→ Aim of the exercise: Reproduce word for word the lines of the items below, starting with the line that contains "column-header-random-sequence-generation: Random sequence" and ending with the line that contains "study-name: Bömicke et", both included.

(Items from a data source)
==*==

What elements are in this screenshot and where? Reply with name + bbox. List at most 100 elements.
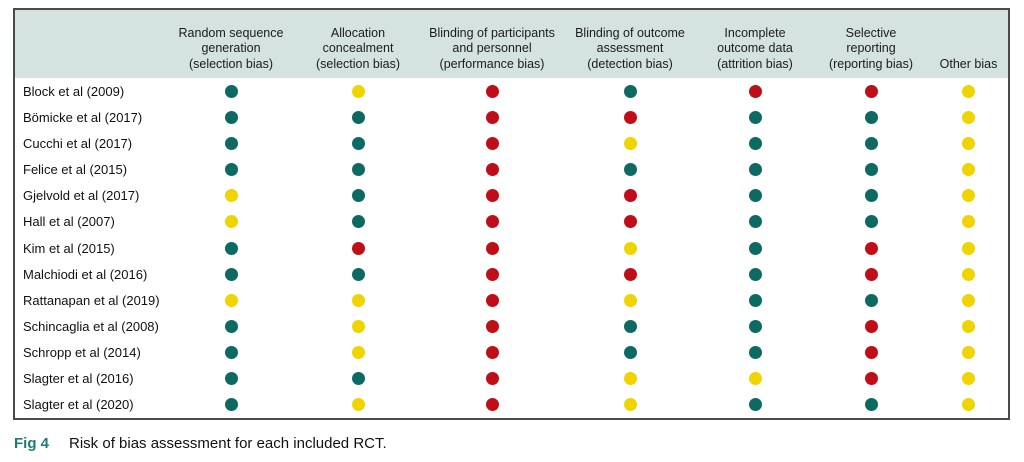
column-header-random-sequence-generation: Random sequence generation (selection bi… — [178, 25, 284, 71]
risk-dot-high — [485, 398, 499, 412]
rating-cell — [167, 136, 295, 150]
risk-dot-low — [864, 163, 878, 177]
rating-cell — [929, 136, 1008, 150]
rating-cell — [929, 267, 1008, 281]
rating-cell — [421, 189, 563, 203]
study-name: Block et al (2009) — [23, 83, 125, 99]
rating-cell — [929, 346, 1008, 360]
rating-cell — [563, 215, 697, 229]
rating-cell — [929, 163, 1008, 177]
column-header-blinding-participants-personnel: Blinding of participants and personnel (… — [429, 25, 555, 71]
rating-cell — [295, 319, 421, 333]
rating-cell — [813, 267, 929, 281]
study-name: Bömicke et al (2017) — [23, 109, 143, 125]
rating-cell — [697, 189, 813, 203]
rating-cell — [167, 84, 295, 98]
rating-cell — [813, 398, 929, 412]
risk-dot-low — [224, 136, 238, 150]
risk-dot-low — [224, 398, 238, 412]
risk-dot-unclear — [962, 372, 975, 386]
risk-dot-high — [864, 346, 878, 360]
rating-cell — [295, 136, 421, 150]
rating-cell — [929, 215, 1008, 229]
risk-dot-low — [623, 84, 637, 98]
risk-dot-unclear — [962, 110, 975, 124]
rating-cell — [295, 346, 421, 360]
risk-dot-high — [864, 372, 878, 386]
risk-dot-low — [351, 189, 365, 203]
risk-dot-low — [351, 267, 365, 281]
rating-cell — [563, 189, 697, 203]
risk-dot-low — [748, 163, 762, 177]
risk-dot-low — [623, 163, 637, 177]
rating-cell — [295, 267, 421, 281]
study-name: Felice et al (2015) — [23, 162, 128, 178]
table-row: Malchiodi et al (2016) — [15, 261, 1008, 287]
table-row: Slagter et al (2016) — [15, 366, 1008, 392]
risk-dot-low — [224, 110, 238, 124]
rating-cell — [813, 110, 929, 124]
table-row: Hall et al (2007) — [15, 209, 1008, 235]
rating-cell — [421, 136, 563, 150]
risk-dot-high — [485, 189, 499, 203]
risk-dot-high — [864, 241, 878, 255]
risk-dot-high — [623, 267, 637, 281]
risk-dot-low — [748, 110, 762, 124]
risk-dot-low — [748, 293, 762, 307]
rating-cell — [167, 267, 295, 281]
rating-cell — [697, 241, 813, 255]
risk-dot-high — [485, 293, 499, 307]
rating-cell — [697, 293, 813, 307]
risk-dot-high — [485, 267, 499, 281]
risk-dot-low — [623, 346, 637, 360]
risk-dot-unclear — [351, 84, 365, 98]
risk-dot-low — [864, 110, 878, 124]
risk-dot-low — [623, 319, 637, 333]
column-header-incomplete-outcome-data: Incomplete outcome data (attrition bias) — [717, 25, 793, 71]
risk-dot-high — [485, 163, 499, 177]
risk-dot-unclear — [962, 398, 975, 412]
risk-dot-unclear — [351, 398, 365, 412]
rating-cell — [697, 136, 813, 150]
table-header-row: Random sequence generation (selection bi… — [15, 10, 1008, 78]
risk-dot-unclear — [623, 398, 637, 412]
column-header-blinding-outcome-assessment: Blinding of outcome assessment (detectio… — [575, 25, 685, 71]
table-row: Schincaglia et al (2008) — [15, 313, 1008, 339]
risk-dot-low — [748, 319, 762, 333]
table-row: Gjelvold et al (2017) — [15, 183, 1008, 209]
risk-dot-low — [224, 346, 238, 360]
rating-cell — [167, 293, 295, 307]
figure-caption: Fig 4 Risk of bias assessment for each in… — [13, 435, 1010, 452]
rating-cell — [421, 319, 563, 333]
rating-cell — [929, 110, 1008, 124]
rating-cell — [929, 241, 1008, 255]
rating-cell — [167, 189, 295, 203]
rating-cell — [167, 163, 295, 177]
rating-cell — [563, 293, 697, 307]
rating-cell — [929, 319, 1008, 333]
rating-cell — [563, 346, 697, 360]
risk-dot-high — [485, 319, 499, 333]
risk-dot-unclear — [224, 293, 238, 307]
rating-cell — [421, 398, 563, 412]
rating-cell — [421, 293, 563, 307]
rating-cell — [421, 346, 563, 360]
rating-cell — [813, 189, 929, 203]
rating-cell — [167, 319, 295, 333]
risk-dot-unclear — [962, 267, 975, 281]
risk-dot-low — [864, 293, 878, 307]
risk-dot-low — [224, 163, 238, 177]
rating-cell — [563, 163, 697, 177]
risk-of-bias-figure: Random sequence generation (selection bi… — [13, 8, 1010, 452]
rating-cell — [929, 189, 1008, 203]
risk-dot-low — [748, 398, 762, 412]
risk-dot-high — [485, 84, 499, 98]
risk-dot-high — [864, 319, 878, 333]
risk-dot-high — [864, 267, 878, 281]
rating-cell — [167, 215, 295, 229]
risk-dot-unclear — [962, 241, 975, 255]
rating-cell — [813, 319, 929, 333]
risk-dot-high — [485, 215, 499, 229]
risk-dot-high — [623, 189, 637, 203]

==*==

→ Completed exercise:
column-header-random-sequence-generation: Random sequence generation (selection bi… — [178, 25, 284, 71]
risk-dot-high — [485, 398, 499, 412]
rating-cell — [167, 136, 295, 150]
risk-dot-low — [864, 163, 878, 177]
rating-cell — [929, 136, 1008, 150]
rating-cell — [929, 267, 1008, 281]
rating-cell — [421, 189, 563, 203]
study-name: Block et al (2009) — [23, 83, 125, 99]
rating-cell — [929, 346, 1008, 360]
rating-cell — [563, 215, 697, 229]
rating-cell — [929, 163, 1008, 177]
column-header-blinding-participants-personnel: Blinding of participants and personnel (… — [429, 25, 555, 71]
rating-cell — [295, 319, 421, 333]
rating-cell — [813, 267, 929, 281]
study-name: Bömicke et al (2017) — [23, 109, 143, 125]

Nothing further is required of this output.